Your tasks:
1: In the blog post about a thesis paper, which part of the thesis is due today?
2: Resume the blog post about a thesis paper after its final sentence.
+++ Document
Wednesday, November 7, 2007

Is it wrong to feel as pissed as i am?

I'm beyond pissed, really! You would think that the look i'm wearing right now, not to mention how i'm gripping this stress ball, would be enough to warn away anyone. I just don't get how "she" can be so... arrg!! I hate calling a friend bad names but OMG, to this point?? It's our thesis paper we're talking here... fine, i didn't do it last night, but i woke up pretty early for this expecting that i'd find two mails containing methodology information waiting for me just to find only one... i expected two not one especially if "she" told me last night that she'll be sending something... wow... i'm impressed really. I know "she" has other things to do, but come on... am i suppose to understand that she hasn't had time to send it last night when she was already online???? Explain that fact to me, will you please!! I'm panicking now... I'm through with my end of the bargain and it's the only time she shows up online. I'm not one to be going into fits of anger because of a friend but... heck! THESIS!!!!!!! come on... she keeps on telling me she wants to help, but... heck! The part that is due to day is the methodology not the revlit... okay, she was told to concentrate on the revlit... but come on!! common sense!! finish the part due today and you can concentrate on the fucking revlit until you tire of it i wouldn't care, i think i'dbe happier then! At least it'll get better... or will it??? That's yet to be seen... damn, fuck, shit!!! Arrgh!! This is my blog so i'm not about to say sorry for those words... i know people nowadays aren't surprised anymore with curses... just give me this chance to let it all out! FUUUUUUUCK!!! I'm not busting my brains out finding the right words to convey the proper intellectual message i wish our mentor would appreciate for nothing... there's a reason why i have a fucking dictionary beside me!
++++++
+++ Given data
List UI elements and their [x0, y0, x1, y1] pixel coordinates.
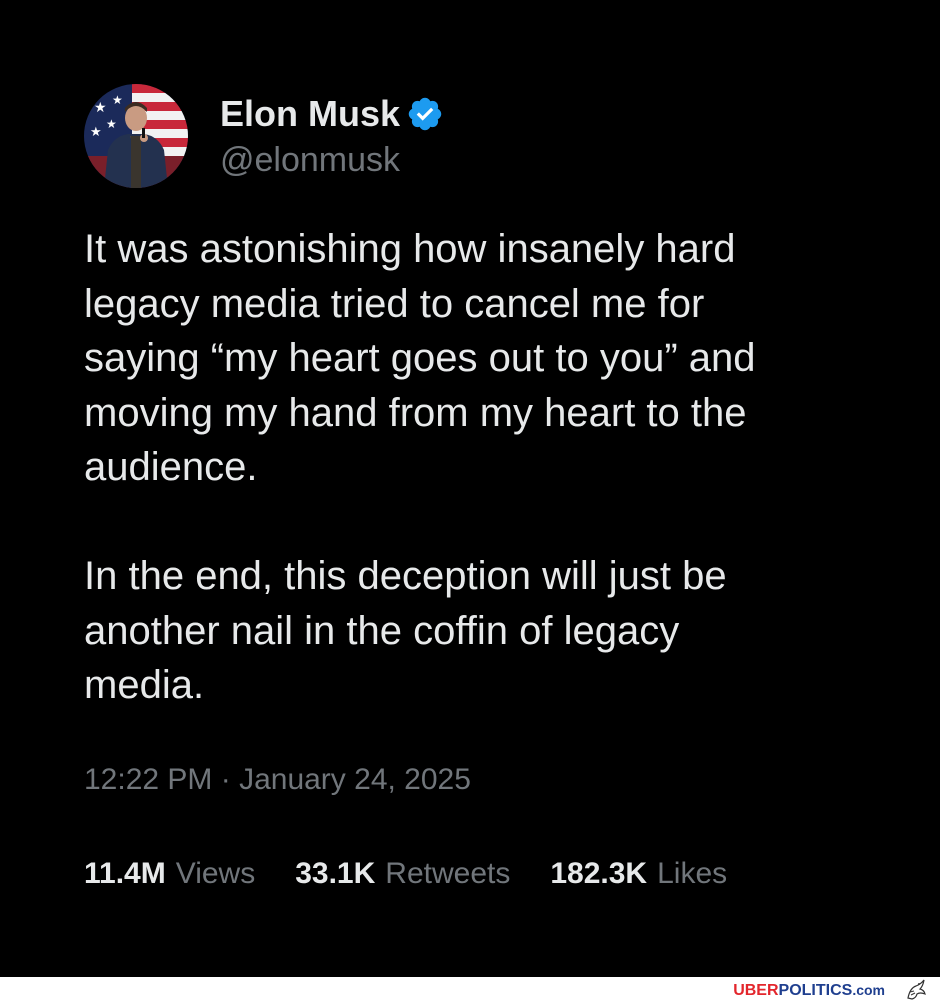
++++++
Answers below:
1: The methodology.

2:
It's not the first time she's gone and disappointed me... arrg! Punctuality is a value that i appreciate in people... if your punctual then i respect that, if your late, fine... if you have a good enough reason then i don't have anything against you... But waking up and coming to a meeting late when you should have been the earliest on the site owing to your favorable location... lets say, just beside the meeting area separated by the fucking street?!! Wow... Okay, there are three of us in the group, i was there early enough, far too early really, my other group mate was early as well... but where was she?? the girl next door... late... wow!! I can see your dedication to the paper, really... wow! I'm really impressed... is the street so far wide that it takes hours to cross it or are you too good for us? should we have waited longer?? Well im sorry princess but we aren't waiting... for crying out loud, come on!We had to wake up early to make it to the site before the meeting time!Damn!!It's not easy waking at 4 in the morning just to get there before the appointed time!! But no... she had to take her sweet fucking time! Bullshit!! I didn't eat breakfast to get there... Okay, she arrives then tells us that she has to leave early... Oh, shit! Go then! You shouldn't have come!!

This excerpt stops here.